(EXERCISE BRIEF) Which lines hold the word "ylabel"? Copy each of them.

(INPUT FOR THIS TASK)

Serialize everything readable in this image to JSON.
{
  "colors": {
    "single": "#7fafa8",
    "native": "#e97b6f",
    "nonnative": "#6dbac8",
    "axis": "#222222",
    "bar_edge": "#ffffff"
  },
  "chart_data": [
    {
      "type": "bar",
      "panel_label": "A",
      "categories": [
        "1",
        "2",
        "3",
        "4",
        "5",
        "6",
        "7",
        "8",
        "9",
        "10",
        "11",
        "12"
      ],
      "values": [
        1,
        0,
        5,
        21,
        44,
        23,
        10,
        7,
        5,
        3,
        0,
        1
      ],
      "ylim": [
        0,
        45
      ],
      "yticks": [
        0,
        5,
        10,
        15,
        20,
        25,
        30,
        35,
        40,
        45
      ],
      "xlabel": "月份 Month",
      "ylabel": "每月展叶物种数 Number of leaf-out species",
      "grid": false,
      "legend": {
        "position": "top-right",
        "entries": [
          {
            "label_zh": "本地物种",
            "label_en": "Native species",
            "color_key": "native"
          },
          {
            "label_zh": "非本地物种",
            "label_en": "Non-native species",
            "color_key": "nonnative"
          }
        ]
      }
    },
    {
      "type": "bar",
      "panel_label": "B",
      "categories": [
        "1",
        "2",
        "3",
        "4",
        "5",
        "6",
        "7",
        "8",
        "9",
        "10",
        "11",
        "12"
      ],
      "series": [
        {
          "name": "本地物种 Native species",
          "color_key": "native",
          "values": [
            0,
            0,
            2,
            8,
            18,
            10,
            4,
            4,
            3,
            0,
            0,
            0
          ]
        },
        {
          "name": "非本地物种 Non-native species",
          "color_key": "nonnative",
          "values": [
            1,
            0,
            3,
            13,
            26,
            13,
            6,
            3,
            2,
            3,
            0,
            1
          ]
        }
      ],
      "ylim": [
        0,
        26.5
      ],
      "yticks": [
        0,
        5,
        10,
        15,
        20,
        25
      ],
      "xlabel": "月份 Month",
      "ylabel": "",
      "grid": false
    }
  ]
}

(ANSWER TO THIS EXERCISE)
      "ylabel": "每月展叶物种数 Number of leaf-out species",
      "ylabel": "",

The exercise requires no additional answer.